Request ▸ Quote the entries word for word. Omit the pictures.

Dataset records on visual material:
────────────────────
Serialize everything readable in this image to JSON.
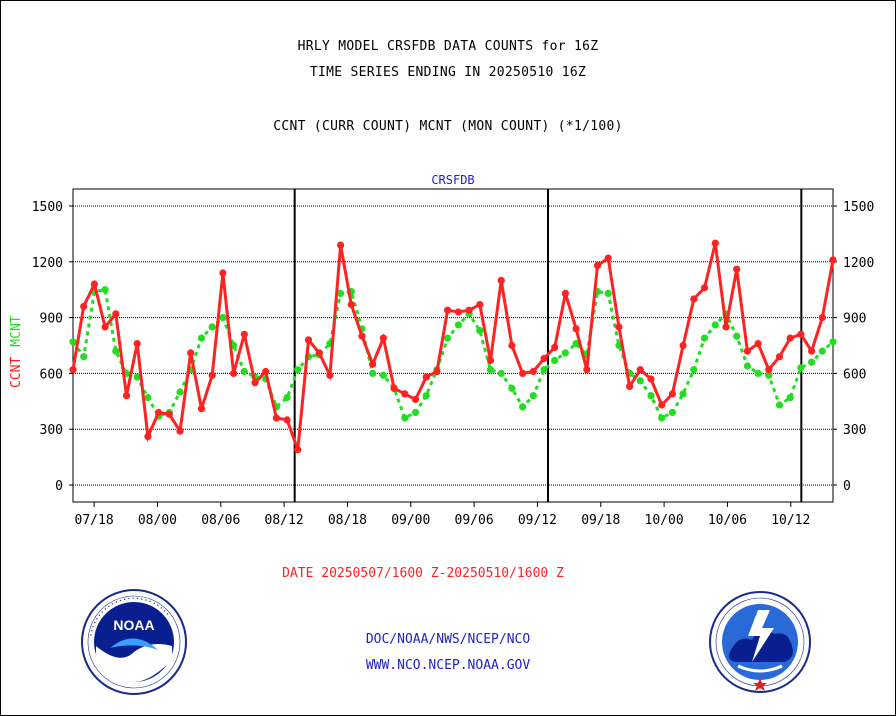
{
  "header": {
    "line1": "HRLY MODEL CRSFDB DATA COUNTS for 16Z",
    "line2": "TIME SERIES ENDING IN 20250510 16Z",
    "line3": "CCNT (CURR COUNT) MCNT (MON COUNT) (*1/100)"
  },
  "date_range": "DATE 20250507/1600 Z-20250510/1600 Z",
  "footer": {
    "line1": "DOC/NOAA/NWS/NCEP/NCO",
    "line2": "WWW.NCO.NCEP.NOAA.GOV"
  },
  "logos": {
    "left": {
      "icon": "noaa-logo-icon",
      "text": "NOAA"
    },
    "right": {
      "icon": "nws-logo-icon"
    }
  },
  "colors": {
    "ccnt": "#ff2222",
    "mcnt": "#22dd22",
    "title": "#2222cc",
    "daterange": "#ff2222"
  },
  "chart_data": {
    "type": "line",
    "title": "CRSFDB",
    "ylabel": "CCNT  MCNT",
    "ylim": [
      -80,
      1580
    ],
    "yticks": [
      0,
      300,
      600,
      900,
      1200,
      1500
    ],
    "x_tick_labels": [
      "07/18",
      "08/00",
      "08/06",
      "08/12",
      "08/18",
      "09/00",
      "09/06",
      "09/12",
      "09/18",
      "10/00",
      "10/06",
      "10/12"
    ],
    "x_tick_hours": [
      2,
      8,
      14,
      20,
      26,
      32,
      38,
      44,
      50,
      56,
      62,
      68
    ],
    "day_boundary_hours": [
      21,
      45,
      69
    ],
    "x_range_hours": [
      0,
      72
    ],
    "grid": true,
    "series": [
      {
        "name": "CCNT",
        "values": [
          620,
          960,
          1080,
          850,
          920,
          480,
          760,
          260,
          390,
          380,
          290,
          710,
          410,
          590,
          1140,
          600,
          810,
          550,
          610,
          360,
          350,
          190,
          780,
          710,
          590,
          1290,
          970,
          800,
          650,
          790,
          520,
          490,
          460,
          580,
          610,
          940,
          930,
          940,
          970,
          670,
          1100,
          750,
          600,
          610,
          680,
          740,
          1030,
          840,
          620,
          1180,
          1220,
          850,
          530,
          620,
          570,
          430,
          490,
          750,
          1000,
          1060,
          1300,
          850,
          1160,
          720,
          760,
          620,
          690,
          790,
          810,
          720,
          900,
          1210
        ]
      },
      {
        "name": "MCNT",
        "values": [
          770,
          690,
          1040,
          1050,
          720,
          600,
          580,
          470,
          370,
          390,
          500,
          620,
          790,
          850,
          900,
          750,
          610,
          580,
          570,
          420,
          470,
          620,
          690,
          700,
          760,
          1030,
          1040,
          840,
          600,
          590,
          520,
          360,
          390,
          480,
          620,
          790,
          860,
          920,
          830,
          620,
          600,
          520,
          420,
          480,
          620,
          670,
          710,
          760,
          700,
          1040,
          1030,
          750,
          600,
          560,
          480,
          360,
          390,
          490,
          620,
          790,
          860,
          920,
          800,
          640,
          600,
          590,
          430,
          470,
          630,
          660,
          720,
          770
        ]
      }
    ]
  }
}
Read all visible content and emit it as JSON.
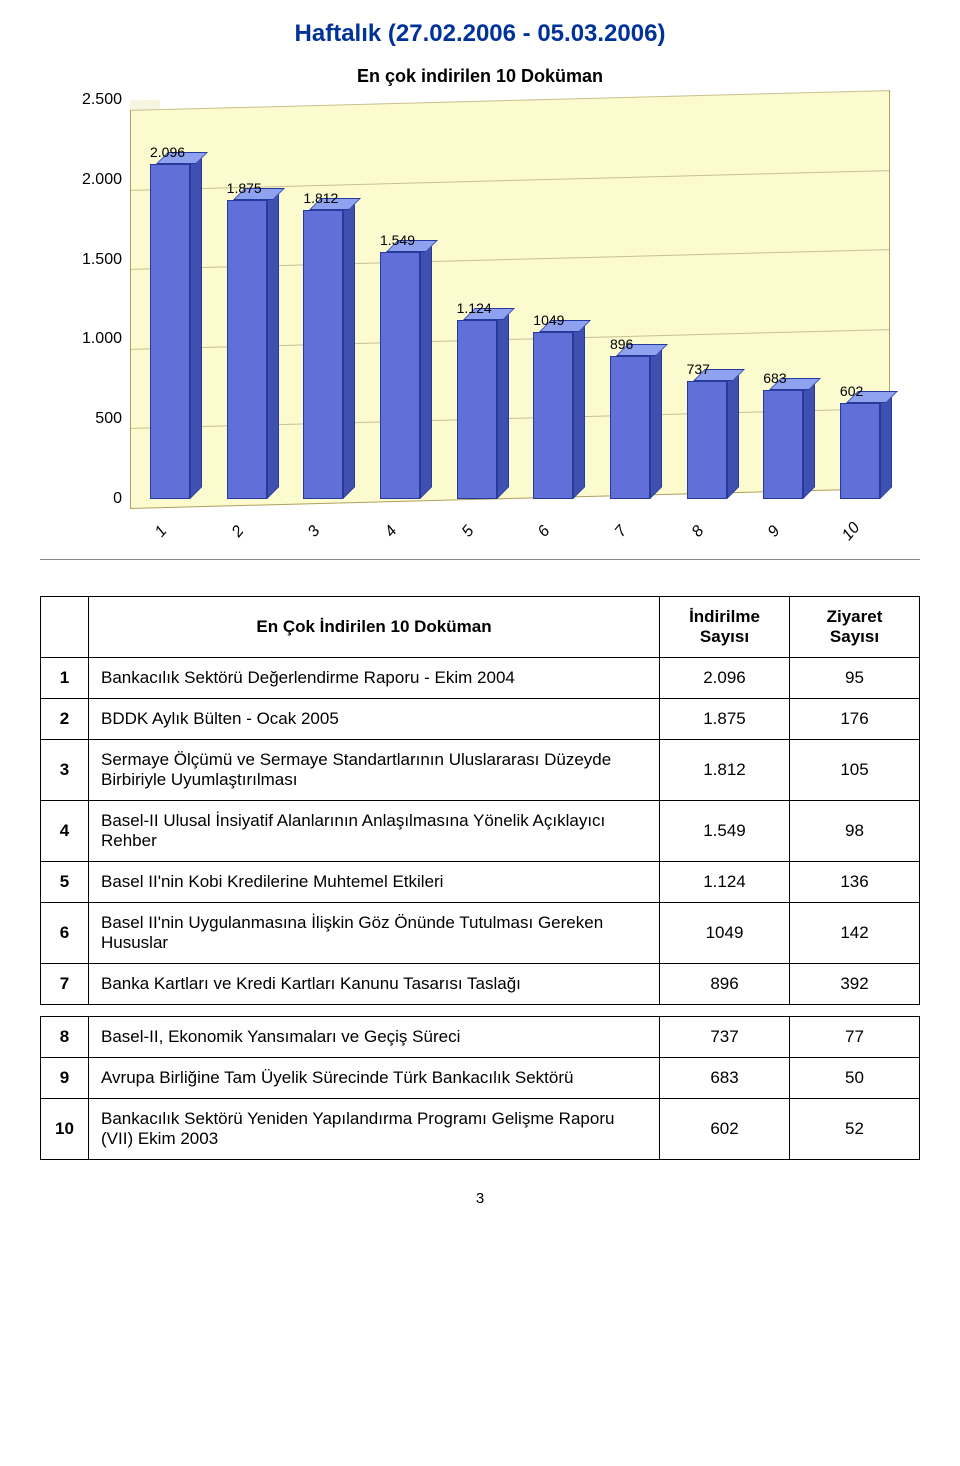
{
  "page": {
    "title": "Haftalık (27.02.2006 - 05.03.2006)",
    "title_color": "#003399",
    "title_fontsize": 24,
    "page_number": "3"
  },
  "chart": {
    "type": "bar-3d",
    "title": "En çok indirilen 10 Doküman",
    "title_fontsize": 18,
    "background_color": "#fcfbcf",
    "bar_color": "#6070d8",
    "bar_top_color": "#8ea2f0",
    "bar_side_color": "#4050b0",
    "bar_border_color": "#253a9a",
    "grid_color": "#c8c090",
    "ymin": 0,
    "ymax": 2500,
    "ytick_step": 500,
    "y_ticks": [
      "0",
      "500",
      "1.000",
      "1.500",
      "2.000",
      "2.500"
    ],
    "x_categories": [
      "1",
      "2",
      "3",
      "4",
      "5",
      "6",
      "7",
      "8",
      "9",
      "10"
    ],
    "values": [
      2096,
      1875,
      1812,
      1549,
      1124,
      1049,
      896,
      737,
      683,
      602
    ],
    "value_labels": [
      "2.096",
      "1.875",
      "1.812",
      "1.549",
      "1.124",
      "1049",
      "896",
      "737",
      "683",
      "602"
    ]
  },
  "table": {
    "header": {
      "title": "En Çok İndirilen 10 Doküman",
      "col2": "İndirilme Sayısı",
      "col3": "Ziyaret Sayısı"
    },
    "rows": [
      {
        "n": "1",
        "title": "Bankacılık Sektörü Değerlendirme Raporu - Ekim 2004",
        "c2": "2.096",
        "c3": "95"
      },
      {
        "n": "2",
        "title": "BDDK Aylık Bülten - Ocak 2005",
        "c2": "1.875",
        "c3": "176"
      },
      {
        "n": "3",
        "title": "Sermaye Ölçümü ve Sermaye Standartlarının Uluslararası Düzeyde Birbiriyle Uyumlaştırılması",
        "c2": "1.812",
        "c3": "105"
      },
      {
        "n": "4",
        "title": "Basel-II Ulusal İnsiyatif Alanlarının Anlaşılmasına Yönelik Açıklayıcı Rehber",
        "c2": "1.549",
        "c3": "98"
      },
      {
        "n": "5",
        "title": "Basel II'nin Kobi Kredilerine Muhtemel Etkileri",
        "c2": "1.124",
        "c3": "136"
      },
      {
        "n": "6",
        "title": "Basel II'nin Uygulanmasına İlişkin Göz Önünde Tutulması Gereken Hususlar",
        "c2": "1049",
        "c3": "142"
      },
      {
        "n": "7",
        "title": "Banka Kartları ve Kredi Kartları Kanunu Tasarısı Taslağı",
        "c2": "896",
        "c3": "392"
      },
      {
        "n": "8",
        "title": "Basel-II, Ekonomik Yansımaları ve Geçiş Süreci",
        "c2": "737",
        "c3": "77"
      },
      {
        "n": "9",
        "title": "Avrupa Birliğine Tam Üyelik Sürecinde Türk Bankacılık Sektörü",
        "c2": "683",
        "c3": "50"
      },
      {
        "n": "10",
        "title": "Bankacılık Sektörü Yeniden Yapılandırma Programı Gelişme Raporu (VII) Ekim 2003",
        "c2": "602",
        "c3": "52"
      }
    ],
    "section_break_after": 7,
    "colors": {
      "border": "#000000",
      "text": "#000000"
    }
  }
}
────────────────────
Answer for the task ▸
Serialize everything readable in this image to JSON.
{
  "header": {
    "line1": "HRLY MODEL CRSFDB DATA COUNTS for 16Z",
    "line2": "TIME SERIES ENDING IN 20250510 16Z",
    "line3": "CCNT (CURR COUNT) MCNT (MON COUNT) (*1/100)"
  },
  "date_range": "DATE 20250507/1600 Z-20250510/1600 Z",
  "footer": {
    "line1": "DOC/NOAA/NWS/NCEP/NCO",
    "line2": "WWW.NCO.NCEP.NOAA.GOV"
  },
  "logos": {
    "left": {
      "icon": "noaa-logo-icon",
      "text": "NOAA"
    },
    "right": {
      "icon": "nws-logo-icon"
    }
  },
  "colors": {
    "ccnt": "#ff2222",
    "mcnt": "#22dd22",
    "title": "#2222cc",
    "daterange": "#ff2222"
  },
  "chart_data": {
    "type": "line",
    "title": "CRSFDB",
    "ylabel": "CCNT  MCNT",
    "ylim": [
      -80,
      1580
    ],
    "yticks": [
      0,
      300,
      600,
      900,
      1200,
      1500
    ],
    "x_tick_labels": [
      "07/18",
      "08/00",
      "08/06",
      "08/12",
      "08/18",
      "09/00",
      "09/06",
      "09/12",
      "09/18",
      "10/00",
      "10/06",
      "10/12"
    ],
    "x_tick_hours": [
      2,
      8,
      14,
      20,
      26,
      32,
      38,
      44,
      50,
      56,
      62,
      68
    ],
    "day_boundary_hours": [
      21,
      45,
      69
    ],
    "x_range_hours": [
      0,
      72
    ],
    "grid": true,
    "series": [
      {
        "name": "CCNT",
        "values": [
          620,
          960,
          1080,
          850,
          920,
          480,
          760,
          260,
          390,
          380,
          290,
          710,
          410,
          590,
          1140,
          600,
          810,
          550,
          610,
          360,
          350,
          190,
          780,
          710,
          590,
          1290,
          970,
          800,
          650,
          790,
          520,
          490,
          460,
          580,
          610,
          940,
          930,
          940,
          970,
          670,
          1100,
          750,
          600,
          610,
          680,
          740,
          1030,
          840,
          620,
          1180,
          1220,
          850,
          530,
          620,
          570,
          430,
          490,
          750,
          1000,
          1060,
          1300,
          850,
          1160,
          720,
          760,
          620,
          690,
          790,
          810,
          720,
          900,
          1210
        ]
      },
      {
        "name": "MCNT",
        "values": [
          770,
          690,
          1040,
          1050,
          720,
          600,
          580,
          470,
          370,
          390,
          500,
          620,
          790,
          850,
          900,
          750,
          610,
          580,
          570,
          420,
          470,
          620,
          690,
          700,
          760,
          1030,
          1040,
          840,
          600,
          590,
          520,
          360,
          390,
          480,
          620,
          790,
          860,
          920,
          830,
          620,
          600,
          520,
          420,
          480,
          620,
          670,
          710,
          760,
          700,
          1040,
          1030,
          750,
          600,
          560,
          480,
          360,
          390,
          490,
          620,
          790,
          860,
          920,
          800,
          640,
          600,
          590,
          430,
          470,
          630,
          660,
          720,
          770
        ]
      }
    ]
  }
}
Read all visible content and emit it as JSON.
{
  "page": {
    "title": "Haftalık (27.02.2006 - 05.03.2006)",
    "title_color": "#003399",
    "title_fontsize": 24,
    "page_number": "3"
  },
  "chart": {
    "type": "bar-3d",
    "title": "En çok indirilen 10 Doküman",
    "title_fontsize": 18,
    "background_color": "#fcfbcf",
    "bar_color": "#6070d8",
    "bar_top_color": "#8ea2f0",
    "bar_side_color": "#4050b0",
    "bar_border_color": "#253a9a",
    "grid_color": "#c8c090",
    "ymin": 0,
    "ymax": 2500,
    "ytick_step": 500,
    "y_ticks": [
      "0",
      "500",
      "1.000",
      "1.500",
      "2.000",
      "2.500"
    ],
    "x_categories": [
      "1",
      "2",
      "3",
      "4",
      "5",
      "6",
      "7",
      "8",
      "9",
      "10"
    ],
    "values": [
      2096,
      1875,
      1812,
      1549,
      1124,
      1049,
      896,
      737,
      683,
      602
    ],
    "value_labels": [
      "2.096",
      "1.875",
      "1.812",
      "1.549",
      "1.124",
      "1049",
      "896",
      "737",
      "683",
      "602"
    ]
  },
  "table": {
    "header": {
      "title": "En Çok İndirilen 10 Doküman",
      "col2": "İndirilme Sayısı",
      "col3": "Ziyaret Sayısı"
    },
    "rows": [
      {
        "n": "1",
        "title": "Bankacılık Sektörü Değerlendirme Raporu - Ekim 2004",
        "c2": "2.096",
        "c3": "95"
      },
      {
        "n": "2",
        "title": "BDDK Aylık Bülten - Ocak 2005",
        "c2": "1.875",
        "c3": "176"
      },
      {
        "n": "3",
        "title": "Sermaye Ölçümü ve Sermaye Standartlarının Uluslararası Düzeyde Birbiriyle Uyumlaştırılması",
        "c2": "1.812",
        "c3": "105"
      },
      {
        "n": "4",
        "title": "Basel-II Ulusal İnsiyatif Alanlarının Anlaşılmasına Yönelik Açıklayıcı Rehber",
        "c2": "1.549",
        "c3": "98"
      },
      {
        "n": "5",
        "title": "Basel II'nin Kobi Kredilerine Muhtemel Etkileri",
        "c2": "1.124",
        "c3": "136"
      },
      {
        "n": "6",
        "title": "Basel II'nin Uygulanmasına İlişkin Göz Önünde Tutulması Gereken Hususlar",
        "c2": "1049",
        "c3": "142"
      },
      {
        "n": "7",
        "title": "Banka Kartları ve Kredi Kartları Kanunu Tasarısı Taslağı",
        "c2": "896",
        "c3": "392"
      },
      {
        "n": "8",
        "title": "Basel-II, Ekonomik Yansımaları ve Geçiş Süreci",
        "c2": "737",
        "c3": "77"
      },
      {
        "n": "9",
        "title": "Avrupa Birliğine Tam Üyelik Sürecinde Türk Bankacılık Sektörü",
        "c2": "683",
        "c3": "50"
      },
      {
        "n": "10",
        "title": "Bankacılık Sektörü Yeniden Yapılandırma Programı Gelişme Raporu (VII) Ekim 2003",
        "c2": "602",
        "c3": "52"
      }
    ],
    "section_break_after": 7,
    "colors": {
      "border": "#000000",
      "text": "#000000"
    }
  }
}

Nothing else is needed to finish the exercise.